_REQUEST_
Transcribe the records below exactly, leaving out any pictures.

_Rows from a figure dataset_

= = =

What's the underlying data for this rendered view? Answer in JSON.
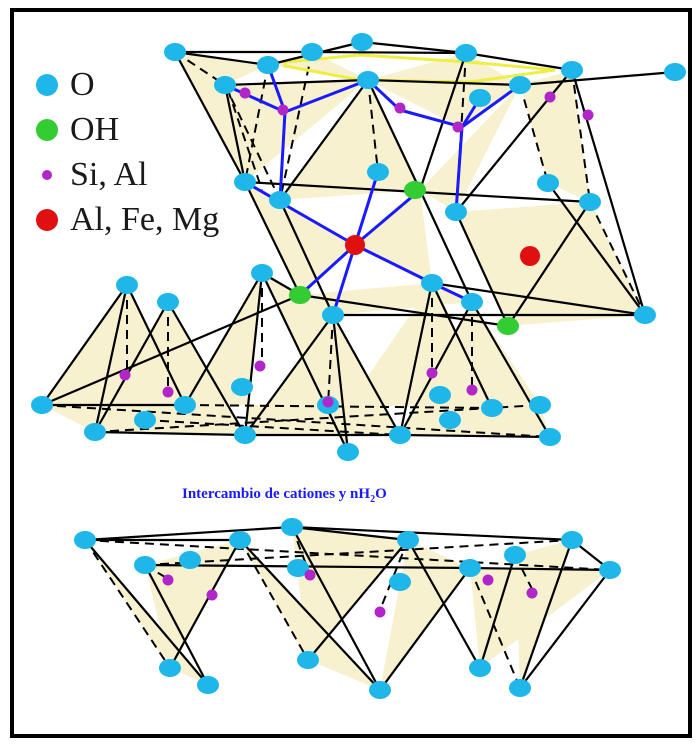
{
  "legend": [
    {
      "label": "O",
      "color": "#1fb7ea",
      "icon": "circle-icon"
    },
    {
      "label": "OH",
      "color": "#33cc33",
      "icon": "circle-icon"
    },
    {
      "label": "Si, Al",
      "color": "#b026c8",
      "icon": "small-dot-icon"
    },
    {
      "label": "Al, Fe, Mg",
      "color": "#e01010",
      "icon": "circle-icon"
    }
  ],
  "caption": {
    "prefix": "Intercambio de cationes y nH",
    "subscript": "2",
    "suffix": "O",
    "color": "#1a1aff"
  },
  "colors": {
    "tetrahedron_fill": "#f7f1cf",
    "edge": "#000000",
    "highlight_edge": "#1a1aff",
    "top_face": "#eeee44"
  }
}
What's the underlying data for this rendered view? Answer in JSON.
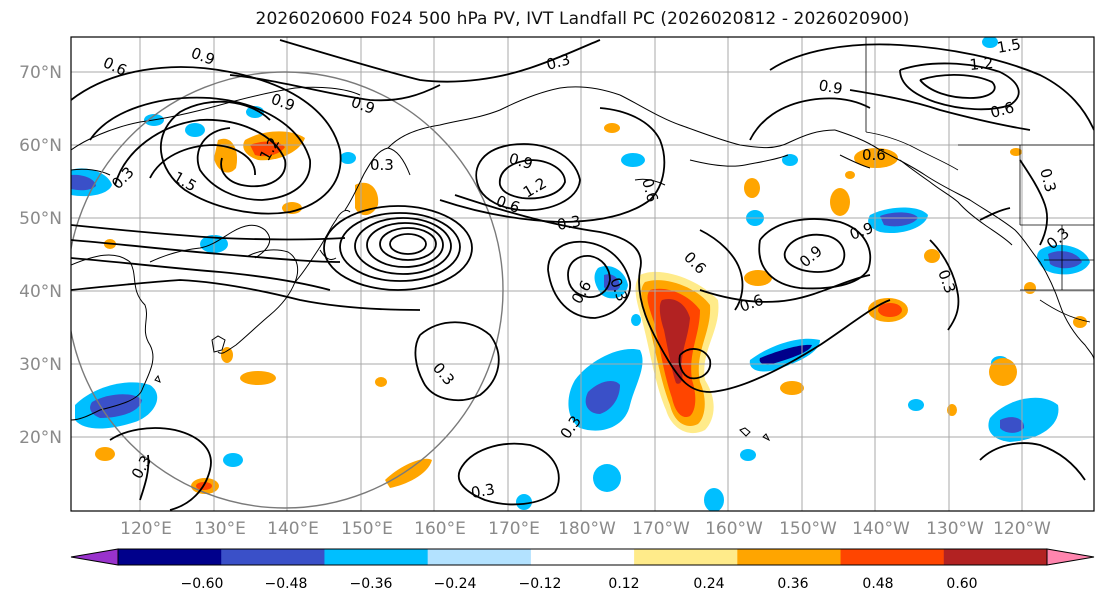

= = =

_THE COMPLETED TASK_
What's the underlying data for this rendered view? Answer in JSON.
{
  "legend": [
    {
      "label": "O",
      "color": "#1fb7ea",
      "icon": "circle-icon"
    },
    {
      "label": "OH",
      "color": "#33cc33",
      "icon": "circle-icon"
    },
    {
      "label": "Si, Al",
      "color": "#b026c8",
      "icon": "small-dot-icon"
    },
    {
      "label": "Al, Fe, Mg",
      "color": "#e01010",
      "icon": "circle-icon"
    }
  ],
  "caption": {
    "prefix": "Intercambio de cationes y nH",
    "subscript": "2",
    "suffix": "O",
    "color": "#1a1aff"
  },
  "colors": {
    "tetrahedron_fill": "#f7f1cf",
    "edge": "#000000",
    "highlight_edge": "#1a1aff",
    "top_face": "#eeee44"
  }
}
What's the underlying data for this rendered view? Answer in JSON.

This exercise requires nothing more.